* What this task involves: Copy out each line containing "ylabel" from the entries below.

====== Input material ======

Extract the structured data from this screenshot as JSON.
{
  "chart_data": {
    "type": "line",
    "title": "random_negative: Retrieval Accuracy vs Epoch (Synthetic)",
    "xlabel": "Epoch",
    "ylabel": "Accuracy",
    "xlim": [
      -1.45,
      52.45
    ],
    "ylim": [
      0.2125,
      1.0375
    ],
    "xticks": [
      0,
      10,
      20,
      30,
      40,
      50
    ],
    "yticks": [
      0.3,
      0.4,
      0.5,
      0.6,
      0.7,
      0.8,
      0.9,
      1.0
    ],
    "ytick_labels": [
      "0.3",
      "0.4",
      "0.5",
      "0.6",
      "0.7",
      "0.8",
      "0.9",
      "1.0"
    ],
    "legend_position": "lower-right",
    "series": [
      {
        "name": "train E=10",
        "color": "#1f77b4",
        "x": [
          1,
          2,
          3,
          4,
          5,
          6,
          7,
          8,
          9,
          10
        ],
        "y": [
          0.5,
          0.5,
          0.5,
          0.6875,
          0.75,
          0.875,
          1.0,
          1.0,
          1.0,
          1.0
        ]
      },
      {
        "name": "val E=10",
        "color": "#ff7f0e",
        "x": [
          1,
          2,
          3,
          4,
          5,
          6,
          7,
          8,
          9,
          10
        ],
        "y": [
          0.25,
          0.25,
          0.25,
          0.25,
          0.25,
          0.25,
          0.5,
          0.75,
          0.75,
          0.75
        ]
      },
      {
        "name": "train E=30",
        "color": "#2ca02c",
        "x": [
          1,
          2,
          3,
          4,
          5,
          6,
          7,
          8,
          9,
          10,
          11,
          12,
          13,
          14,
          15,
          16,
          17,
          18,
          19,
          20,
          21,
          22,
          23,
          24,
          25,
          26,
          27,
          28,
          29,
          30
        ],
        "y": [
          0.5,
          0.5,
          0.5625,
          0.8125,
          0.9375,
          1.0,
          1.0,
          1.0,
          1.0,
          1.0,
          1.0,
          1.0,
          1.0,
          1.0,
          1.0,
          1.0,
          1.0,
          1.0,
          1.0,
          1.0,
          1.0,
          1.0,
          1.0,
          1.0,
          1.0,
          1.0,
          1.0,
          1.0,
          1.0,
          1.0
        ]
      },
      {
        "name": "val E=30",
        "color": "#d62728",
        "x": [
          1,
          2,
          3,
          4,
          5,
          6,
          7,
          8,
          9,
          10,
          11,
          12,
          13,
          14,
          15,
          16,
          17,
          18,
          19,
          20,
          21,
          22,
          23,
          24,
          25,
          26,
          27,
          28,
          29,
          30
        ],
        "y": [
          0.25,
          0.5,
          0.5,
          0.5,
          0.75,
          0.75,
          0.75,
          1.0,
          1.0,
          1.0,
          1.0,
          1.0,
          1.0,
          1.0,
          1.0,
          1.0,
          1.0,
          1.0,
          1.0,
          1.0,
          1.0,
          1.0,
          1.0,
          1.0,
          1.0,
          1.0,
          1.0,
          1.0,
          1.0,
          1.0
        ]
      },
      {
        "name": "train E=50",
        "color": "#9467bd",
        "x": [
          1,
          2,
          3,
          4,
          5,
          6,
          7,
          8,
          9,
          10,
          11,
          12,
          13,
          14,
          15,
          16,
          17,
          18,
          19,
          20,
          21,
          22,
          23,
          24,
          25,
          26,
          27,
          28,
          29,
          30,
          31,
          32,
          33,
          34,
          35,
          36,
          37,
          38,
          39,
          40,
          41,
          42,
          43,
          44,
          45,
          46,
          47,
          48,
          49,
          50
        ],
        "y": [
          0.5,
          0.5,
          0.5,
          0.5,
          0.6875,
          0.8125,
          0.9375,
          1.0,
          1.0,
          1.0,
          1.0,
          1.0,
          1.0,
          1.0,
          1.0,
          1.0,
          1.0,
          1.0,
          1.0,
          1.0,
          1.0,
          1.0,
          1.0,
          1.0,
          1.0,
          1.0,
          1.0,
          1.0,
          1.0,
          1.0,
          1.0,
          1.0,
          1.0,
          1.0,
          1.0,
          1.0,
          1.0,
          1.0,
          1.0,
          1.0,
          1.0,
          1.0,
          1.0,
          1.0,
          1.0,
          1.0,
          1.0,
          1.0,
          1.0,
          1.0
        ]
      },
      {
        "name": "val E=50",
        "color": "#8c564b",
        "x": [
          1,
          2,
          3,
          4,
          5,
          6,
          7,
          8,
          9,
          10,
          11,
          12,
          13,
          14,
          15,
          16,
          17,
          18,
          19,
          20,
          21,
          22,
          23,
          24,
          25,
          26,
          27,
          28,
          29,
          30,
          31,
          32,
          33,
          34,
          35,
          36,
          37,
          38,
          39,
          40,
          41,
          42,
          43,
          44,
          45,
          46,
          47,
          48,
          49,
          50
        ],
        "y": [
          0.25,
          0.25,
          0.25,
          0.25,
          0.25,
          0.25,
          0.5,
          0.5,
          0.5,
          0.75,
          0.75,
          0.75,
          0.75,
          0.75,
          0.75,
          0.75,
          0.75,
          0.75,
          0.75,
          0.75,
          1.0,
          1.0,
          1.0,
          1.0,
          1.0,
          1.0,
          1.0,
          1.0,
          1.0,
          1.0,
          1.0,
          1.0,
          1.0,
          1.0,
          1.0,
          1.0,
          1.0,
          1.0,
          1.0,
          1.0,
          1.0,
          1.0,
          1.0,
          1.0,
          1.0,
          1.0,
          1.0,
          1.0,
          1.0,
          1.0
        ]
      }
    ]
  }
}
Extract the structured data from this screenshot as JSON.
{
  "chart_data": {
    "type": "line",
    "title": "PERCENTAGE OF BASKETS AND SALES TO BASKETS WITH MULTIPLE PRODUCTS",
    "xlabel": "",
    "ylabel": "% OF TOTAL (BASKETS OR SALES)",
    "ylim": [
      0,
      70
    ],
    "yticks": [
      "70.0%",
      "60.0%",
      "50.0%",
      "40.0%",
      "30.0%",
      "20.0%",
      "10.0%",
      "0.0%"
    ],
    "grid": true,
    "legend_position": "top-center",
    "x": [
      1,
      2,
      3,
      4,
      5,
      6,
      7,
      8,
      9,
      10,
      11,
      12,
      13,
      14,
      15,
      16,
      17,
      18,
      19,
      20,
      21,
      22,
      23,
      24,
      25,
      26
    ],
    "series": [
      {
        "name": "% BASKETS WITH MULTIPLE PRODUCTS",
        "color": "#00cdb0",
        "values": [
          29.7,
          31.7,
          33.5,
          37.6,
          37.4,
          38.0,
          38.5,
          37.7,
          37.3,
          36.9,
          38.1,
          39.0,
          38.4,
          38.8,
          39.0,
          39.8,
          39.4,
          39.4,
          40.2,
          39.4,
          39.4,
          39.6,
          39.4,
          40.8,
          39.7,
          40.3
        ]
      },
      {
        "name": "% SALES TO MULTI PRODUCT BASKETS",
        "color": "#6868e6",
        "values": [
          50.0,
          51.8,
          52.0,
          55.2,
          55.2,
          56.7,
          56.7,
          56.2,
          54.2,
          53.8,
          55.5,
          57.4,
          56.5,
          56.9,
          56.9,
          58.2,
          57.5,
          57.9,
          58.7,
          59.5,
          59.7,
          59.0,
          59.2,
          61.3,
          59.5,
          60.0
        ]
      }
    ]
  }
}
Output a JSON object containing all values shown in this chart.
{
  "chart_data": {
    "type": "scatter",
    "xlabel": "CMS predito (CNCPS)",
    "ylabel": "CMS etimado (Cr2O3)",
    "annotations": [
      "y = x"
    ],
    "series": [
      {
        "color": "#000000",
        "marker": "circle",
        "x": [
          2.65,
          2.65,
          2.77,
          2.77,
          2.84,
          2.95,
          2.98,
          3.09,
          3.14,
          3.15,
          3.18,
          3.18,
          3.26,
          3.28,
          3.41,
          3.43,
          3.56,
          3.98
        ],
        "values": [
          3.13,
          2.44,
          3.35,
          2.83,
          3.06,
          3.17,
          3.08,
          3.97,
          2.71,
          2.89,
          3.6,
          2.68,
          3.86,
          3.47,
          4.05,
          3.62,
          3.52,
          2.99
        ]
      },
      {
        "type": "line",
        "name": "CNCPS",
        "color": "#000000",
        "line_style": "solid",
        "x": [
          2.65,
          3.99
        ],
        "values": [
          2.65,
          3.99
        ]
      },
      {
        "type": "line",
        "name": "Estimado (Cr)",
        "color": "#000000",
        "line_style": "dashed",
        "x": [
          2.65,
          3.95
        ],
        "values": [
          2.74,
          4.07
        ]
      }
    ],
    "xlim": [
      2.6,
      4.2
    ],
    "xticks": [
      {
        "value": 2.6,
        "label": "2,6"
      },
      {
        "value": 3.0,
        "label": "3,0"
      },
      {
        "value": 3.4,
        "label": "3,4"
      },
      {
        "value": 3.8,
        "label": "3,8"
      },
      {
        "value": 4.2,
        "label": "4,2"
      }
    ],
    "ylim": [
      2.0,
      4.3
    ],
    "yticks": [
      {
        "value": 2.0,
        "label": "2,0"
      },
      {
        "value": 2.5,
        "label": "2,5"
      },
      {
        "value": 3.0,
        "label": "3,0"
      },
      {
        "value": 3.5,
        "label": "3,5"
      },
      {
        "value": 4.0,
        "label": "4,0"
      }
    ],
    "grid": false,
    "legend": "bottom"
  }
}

======

* Completed exercise:
    "ylabel": "Accuracy",
    "ylabel": "% OF TOTAL (BASKETS OR SALES)",
    "ylabel": "CMS etimado (Cr2O3)",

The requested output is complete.